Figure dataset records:

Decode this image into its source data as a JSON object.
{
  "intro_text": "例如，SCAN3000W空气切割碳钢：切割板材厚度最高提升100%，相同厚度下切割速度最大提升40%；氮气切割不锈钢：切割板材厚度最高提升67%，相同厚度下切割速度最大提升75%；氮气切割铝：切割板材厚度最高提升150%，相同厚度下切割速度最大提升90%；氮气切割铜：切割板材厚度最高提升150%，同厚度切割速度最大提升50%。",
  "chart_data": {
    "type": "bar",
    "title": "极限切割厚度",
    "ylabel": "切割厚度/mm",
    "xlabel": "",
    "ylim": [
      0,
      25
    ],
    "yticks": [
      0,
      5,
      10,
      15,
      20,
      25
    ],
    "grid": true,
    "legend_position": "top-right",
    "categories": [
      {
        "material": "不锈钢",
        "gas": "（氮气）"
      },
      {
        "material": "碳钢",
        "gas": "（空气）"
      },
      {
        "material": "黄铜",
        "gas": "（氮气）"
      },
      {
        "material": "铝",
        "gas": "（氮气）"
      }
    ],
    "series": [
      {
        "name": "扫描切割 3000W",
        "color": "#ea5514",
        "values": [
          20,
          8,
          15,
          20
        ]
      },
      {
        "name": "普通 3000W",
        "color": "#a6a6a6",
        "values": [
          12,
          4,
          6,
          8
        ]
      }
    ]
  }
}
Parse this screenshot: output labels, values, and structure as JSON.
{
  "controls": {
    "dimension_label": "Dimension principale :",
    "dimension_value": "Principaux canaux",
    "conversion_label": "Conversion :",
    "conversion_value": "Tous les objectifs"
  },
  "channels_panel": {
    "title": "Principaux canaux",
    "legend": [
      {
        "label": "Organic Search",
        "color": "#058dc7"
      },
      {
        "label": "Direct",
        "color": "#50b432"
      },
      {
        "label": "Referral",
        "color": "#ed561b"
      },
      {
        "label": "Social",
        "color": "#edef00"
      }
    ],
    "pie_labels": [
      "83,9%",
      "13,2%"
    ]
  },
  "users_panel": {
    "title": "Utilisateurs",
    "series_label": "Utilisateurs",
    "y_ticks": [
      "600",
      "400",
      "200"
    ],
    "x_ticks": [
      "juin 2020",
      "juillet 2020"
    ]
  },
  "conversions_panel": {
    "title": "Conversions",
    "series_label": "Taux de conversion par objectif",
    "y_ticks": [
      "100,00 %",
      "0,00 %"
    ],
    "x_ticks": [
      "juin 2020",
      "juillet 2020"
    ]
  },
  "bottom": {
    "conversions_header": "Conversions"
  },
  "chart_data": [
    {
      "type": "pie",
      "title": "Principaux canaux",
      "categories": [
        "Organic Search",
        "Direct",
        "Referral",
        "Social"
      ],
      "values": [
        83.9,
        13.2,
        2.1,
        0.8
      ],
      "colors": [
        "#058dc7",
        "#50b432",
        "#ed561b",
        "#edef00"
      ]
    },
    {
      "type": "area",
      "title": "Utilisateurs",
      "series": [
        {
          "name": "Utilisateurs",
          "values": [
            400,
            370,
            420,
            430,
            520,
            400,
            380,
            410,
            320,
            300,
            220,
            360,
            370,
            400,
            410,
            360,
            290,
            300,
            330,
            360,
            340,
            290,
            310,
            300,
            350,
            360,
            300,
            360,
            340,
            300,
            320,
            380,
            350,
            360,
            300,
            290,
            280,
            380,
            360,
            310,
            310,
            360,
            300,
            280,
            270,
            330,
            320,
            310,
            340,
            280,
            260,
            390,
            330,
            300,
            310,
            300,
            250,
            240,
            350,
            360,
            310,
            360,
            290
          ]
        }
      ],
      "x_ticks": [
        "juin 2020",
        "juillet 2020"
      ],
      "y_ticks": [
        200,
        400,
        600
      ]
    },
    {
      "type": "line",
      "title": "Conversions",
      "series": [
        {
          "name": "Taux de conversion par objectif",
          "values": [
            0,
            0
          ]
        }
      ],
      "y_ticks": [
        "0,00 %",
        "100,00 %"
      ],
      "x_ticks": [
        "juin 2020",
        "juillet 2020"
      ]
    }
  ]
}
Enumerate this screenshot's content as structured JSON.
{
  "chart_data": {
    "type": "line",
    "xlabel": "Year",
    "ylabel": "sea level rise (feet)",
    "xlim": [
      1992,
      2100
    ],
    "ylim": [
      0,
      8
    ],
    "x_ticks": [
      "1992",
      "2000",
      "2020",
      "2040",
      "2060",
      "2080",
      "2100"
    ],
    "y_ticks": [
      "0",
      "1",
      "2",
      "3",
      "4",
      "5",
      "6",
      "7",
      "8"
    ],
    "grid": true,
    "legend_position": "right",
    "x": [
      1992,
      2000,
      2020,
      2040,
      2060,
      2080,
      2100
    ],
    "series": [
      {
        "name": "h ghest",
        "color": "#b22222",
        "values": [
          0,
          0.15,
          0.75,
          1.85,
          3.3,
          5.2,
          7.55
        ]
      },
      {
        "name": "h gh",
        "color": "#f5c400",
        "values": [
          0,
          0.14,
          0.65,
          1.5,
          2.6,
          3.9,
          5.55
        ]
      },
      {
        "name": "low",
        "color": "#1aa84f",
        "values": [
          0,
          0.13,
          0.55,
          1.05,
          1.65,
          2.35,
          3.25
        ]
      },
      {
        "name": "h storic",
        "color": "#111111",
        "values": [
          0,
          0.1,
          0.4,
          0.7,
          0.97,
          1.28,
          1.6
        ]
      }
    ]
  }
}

:: YOUR GOAL ::
Return every line holding the word "Taux" from the records.

:: RESULT FOR THIS TASK ::
    "series_label": "Taux de conversion par objectif",
          "name": "Taux de conversion par objectif",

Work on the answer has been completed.